SOURCE RECORDS -
**********

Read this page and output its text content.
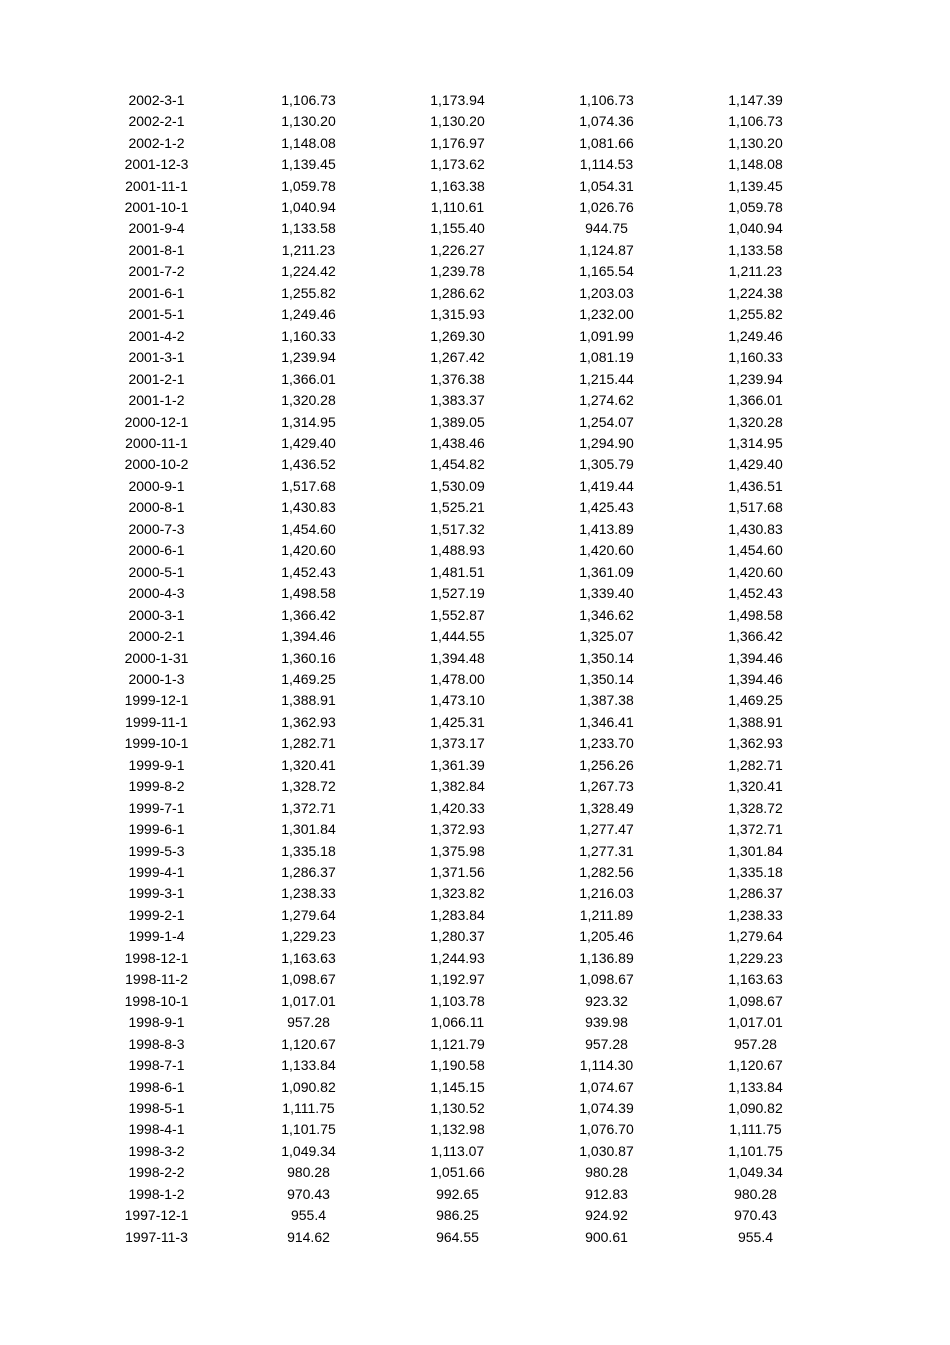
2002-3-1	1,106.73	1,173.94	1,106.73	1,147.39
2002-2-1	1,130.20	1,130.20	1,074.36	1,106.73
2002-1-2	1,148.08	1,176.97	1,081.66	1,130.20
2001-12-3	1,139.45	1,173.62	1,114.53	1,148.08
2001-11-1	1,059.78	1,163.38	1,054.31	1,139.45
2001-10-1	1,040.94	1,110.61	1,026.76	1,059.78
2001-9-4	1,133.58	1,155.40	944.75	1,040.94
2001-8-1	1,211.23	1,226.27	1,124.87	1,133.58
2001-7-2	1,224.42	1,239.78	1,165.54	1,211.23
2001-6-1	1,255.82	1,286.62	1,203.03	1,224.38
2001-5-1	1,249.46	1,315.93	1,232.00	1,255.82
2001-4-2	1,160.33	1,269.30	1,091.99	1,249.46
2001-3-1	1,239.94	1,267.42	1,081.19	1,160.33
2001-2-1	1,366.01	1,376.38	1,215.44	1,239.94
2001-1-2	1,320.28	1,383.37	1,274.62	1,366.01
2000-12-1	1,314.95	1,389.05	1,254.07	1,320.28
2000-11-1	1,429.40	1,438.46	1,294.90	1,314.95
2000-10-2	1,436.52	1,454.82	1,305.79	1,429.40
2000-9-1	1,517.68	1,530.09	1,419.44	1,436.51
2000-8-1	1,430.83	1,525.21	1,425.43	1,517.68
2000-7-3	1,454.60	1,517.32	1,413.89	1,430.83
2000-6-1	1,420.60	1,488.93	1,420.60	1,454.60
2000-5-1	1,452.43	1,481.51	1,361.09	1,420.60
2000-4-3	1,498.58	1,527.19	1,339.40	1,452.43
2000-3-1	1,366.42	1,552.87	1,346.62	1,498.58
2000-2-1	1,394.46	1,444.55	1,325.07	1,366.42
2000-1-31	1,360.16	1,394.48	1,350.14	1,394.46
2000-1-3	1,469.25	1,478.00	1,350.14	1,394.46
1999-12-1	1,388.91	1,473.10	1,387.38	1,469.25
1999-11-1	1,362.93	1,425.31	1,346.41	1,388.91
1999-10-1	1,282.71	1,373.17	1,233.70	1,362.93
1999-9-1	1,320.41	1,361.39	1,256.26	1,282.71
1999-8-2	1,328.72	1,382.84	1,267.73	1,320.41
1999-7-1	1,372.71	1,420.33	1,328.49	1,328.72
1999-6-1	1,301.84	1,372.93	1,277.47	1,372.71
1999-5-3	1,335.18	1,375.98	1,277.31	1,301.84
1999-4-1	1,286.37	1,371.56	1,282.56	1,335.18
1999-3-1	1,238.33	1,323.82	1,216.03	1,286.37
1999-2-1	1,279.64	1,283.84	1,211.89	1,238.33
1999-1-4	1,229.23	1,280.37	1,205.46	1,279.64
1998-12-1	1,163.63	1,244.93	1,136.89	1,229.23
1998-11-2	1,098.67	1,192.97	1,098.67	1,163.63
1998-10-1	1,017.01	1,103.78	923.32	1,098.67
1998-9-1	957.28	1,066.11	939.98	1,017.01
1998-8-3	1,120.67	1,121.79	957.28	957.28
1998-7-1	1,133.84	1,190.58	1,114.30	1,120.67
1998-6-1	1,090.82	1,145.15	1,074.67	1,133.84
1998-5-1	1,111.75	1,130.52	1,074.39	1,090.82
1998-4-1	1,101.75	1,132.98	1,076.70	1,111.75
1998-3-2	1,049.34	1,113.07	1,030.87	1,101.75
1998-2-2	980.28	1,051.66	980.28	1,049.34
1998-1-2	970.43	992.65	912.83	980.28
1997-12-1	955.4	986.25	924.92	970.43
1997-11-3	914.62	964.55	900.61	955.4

**********

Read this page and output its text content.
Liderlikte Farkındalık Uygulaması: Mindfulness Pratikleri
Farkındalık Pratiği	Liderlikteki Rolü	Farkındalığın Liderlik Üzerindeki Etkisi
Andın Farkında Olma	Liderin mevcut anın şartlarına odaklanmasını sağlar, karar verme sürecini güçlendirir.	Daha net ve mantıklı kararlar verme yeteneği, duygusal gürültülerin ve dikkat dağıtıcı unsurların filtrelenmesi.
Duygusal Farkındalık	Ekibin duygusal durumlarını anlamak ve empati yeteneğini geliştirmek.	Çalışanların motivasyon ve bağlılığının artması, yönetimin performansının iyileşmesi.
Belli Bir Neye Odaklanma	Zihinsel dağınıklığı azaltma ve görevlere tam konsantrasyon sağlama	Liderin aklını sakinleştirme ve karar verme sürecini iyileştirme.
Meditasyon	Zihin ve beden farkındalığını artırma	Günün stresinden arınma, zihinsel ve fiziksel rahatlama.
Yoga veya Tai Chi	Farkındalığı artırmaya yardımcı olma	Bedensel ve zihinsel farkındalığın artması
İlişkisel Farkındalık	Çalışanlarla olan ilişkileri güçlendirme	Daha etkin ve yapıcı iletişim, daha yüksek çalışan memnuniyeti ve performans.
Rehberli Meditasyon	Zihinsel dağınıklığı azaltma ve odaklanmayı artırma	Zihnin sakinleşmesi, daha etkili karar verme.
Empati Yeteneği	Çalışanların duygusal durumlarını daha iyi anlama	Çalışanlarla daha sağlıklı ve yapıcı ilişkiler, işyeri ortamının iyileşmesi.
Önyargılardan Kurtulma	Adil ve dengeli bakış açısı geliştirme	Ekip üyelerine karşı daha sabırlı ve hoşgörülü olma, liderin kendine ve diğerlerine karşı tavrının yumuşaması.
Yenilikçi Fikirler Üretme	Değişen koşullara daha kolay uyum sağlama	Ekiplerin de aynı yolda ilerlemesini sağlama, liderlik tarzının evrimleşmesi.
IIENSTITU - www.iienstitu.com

**********

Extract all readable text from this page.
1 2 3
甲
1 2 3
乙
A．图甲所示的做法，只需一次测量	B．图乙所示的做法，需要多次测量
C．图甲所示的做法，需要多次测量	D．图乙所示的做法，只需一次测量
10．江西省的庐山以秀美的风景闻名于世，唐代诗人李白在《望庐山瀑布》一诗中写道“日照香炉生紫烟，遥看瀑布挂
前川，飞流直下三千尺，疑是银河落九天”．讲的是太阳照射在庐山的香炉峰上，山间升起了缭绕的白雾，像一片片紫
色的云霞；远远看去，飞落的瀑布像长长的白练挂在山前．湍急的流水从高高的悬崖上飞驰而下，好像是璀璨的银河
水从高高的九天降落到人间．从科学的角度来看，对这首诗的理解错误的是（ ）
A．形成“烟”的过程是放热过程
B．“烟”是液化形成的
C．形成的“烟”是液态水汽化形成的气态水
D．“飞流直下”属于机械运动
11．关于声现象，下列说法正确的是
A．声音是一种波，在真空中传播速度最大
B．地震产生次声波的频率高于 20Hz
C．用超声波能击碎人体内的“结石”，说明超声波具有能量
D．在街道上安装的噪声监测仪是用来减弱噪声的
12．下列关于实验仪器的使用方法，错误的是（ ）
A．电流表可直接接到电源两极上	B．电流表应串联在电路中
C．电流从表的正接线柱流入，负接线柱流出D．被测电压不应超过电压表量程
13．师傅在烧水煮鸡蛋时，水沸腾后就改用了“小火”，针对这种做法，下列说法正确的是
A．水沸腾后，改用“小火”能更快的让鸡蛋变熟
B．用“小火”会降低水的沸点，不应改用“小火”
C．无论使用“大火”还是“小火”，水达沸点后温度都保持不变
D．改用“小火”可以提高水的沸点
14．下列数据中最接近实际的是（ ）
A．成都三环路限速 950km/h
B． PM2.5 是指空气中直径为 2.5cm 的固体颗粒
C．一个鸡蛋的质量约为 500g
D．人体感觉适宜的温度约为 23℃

**********

PROBLEM STATEMENT -
Filter the listing above by the word "Meditasyon"; copy each line that passes.

COMPLETE OUTPUT -
Meditasyon	Zihin ve beden farkındalığını artırma	Günün stresinden arınma, zihinsel ve fiziksel rahatlama.
Rehberli Meditasyon	Zihinsel dağınıklığı azaltma ve odaklanmayı artırma	Zihnin sakinleşmesi, daha etkili karar verme.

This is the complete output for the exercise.